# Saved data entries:
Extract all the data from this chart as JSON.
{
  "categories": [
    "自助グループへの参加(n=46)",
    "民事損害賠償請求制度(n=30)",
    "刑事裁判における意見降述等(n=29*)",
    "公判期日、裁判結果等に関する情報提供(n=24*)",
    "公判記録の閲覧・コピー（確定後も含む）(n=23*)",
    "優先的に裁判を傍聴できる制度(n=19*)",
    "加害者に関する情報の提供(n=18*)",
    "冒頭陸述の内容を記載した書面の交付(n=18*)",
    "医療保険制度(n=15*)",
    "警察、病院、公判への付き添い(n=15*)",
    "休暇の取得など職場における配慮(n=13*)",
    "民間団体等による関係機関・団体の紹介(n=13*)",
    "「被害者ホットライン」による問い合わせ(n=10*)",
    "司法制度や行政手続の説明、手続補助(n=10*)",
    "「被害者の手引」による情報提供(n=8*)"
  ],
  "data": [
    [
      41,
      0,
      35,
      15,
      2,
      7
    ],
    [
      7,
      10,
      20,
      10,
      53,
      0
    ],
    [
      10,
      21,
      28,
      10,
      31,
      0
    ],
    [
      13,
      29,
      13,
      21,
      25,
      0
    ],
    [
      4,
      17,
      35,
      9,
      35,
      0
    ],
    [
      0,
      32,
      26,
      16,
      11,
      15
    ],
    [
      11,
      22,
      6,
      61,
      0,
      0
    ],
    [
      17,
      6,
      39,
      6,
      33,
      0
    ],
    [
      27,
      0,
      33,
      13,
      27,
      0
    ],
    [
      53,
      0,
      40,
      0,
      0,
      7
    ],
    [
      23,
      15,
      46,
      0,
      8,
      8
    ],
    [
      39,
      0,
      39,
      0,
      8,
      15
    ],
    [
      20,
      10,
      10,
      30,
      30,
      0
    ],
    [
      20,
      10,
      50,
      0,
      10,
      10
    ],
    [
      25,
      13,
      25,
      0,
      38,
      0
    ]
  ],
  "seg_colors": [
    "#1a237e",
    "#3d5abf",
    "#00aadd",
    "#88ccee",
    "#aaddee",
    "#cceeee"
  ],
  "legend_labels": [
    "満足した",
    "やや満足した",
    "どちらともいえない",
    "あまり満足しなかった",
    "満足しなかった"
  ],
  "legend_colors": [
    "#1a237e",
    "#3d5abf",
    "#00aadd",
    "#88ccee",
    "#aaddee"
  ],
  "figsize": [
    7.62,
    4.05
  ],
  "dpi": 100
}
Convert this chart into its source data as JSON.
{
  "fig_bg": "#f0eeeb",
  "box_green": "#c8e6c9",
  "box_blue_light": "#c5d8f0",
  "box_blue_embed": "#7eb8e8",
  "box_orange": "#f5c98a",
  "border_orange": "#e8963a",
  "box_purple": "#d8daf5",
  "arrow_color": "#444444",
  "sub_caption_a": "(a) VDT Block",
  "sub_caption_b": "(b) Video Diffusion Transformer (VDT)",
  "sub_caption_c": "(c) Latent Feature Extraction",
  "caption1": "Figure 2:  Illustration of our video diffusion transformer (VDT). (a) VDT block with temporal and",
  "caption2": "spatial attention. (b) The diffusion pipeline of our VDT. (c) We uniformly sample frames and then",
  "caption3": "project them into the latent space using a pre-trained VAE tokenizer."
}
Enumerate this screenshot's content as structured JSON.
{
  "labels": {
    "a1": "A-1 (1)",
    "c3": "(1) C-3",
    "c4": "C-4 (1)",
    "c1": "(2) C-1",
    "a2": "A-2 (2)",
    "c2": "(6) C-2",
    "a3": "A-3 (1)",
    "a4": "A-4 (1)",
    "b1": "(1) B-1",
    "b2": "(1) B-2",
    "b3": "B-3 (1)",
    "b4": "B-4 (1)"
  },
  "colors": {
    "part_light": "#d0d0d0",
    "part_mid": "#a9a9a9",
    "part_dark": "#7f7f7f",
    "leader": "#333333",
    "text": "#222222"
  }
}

# Work to be completed:
Retype nothing except the lines from the line holding "Convert this chart" through the last line of the entries, both included.

# Answer to this task:
Convert this chart into its source data as JSON.
{
  "fig_bg": "#f0eeeb",
  "box_green": "#c8e6c9",
  "box_blue_light": "#c5d8f0",
  "box_blue_embed": "#7eb8e8",
  "box_orange": "#f5c98a",
  "border_orange": "#e8963a",
  "box_purple": "#d8daf5",
  "arrow_color": "#444444",
  "sub_caption_a": "(a) VDT Block",
  "sub_caption_b": "(b) Video Diffusion Transformer (VDT)",
  "sub_caption_c": "(c) Latent Feature Extraction",
  "caption1": "Figure 2:  Illustration of our video diffusion transformer (VDT). (a) VDT block with temporal and",
  "caption2": "spatial attention. (b) The diffusion pipeline of our VDT. (c) We uniformly sample frames and then",
  "caption3": "project them into the latent space using a pre-trained VAE tokenizer."
}
Enumerate this screenshot's content as structured JSON.
{
  "labels": {
    "a1": "A-1 (1)",
    "c3": "(1) C-3",
    "c4": "C-4 (1)",
    "c1": "(2) C-1",
    "a2": "A-2 (2)",
    "c2": "(6) C-2",
    "a3": "A-3 (1)",
    "a4": "A-4 (1)",
    "b1": "(1) B-1",
    "b2": "(1) B-2",
    "b3": "B-3 (1)",
    "b4": "B-4 (1)"
  },
  "colors": {
    "part_light": "#d0d0d0",
    "part_mid": "#a9a9a9",
    "part_dark": "#7f7f7f",
    "leader": "#333333",
    "text": "#222222"
  }
}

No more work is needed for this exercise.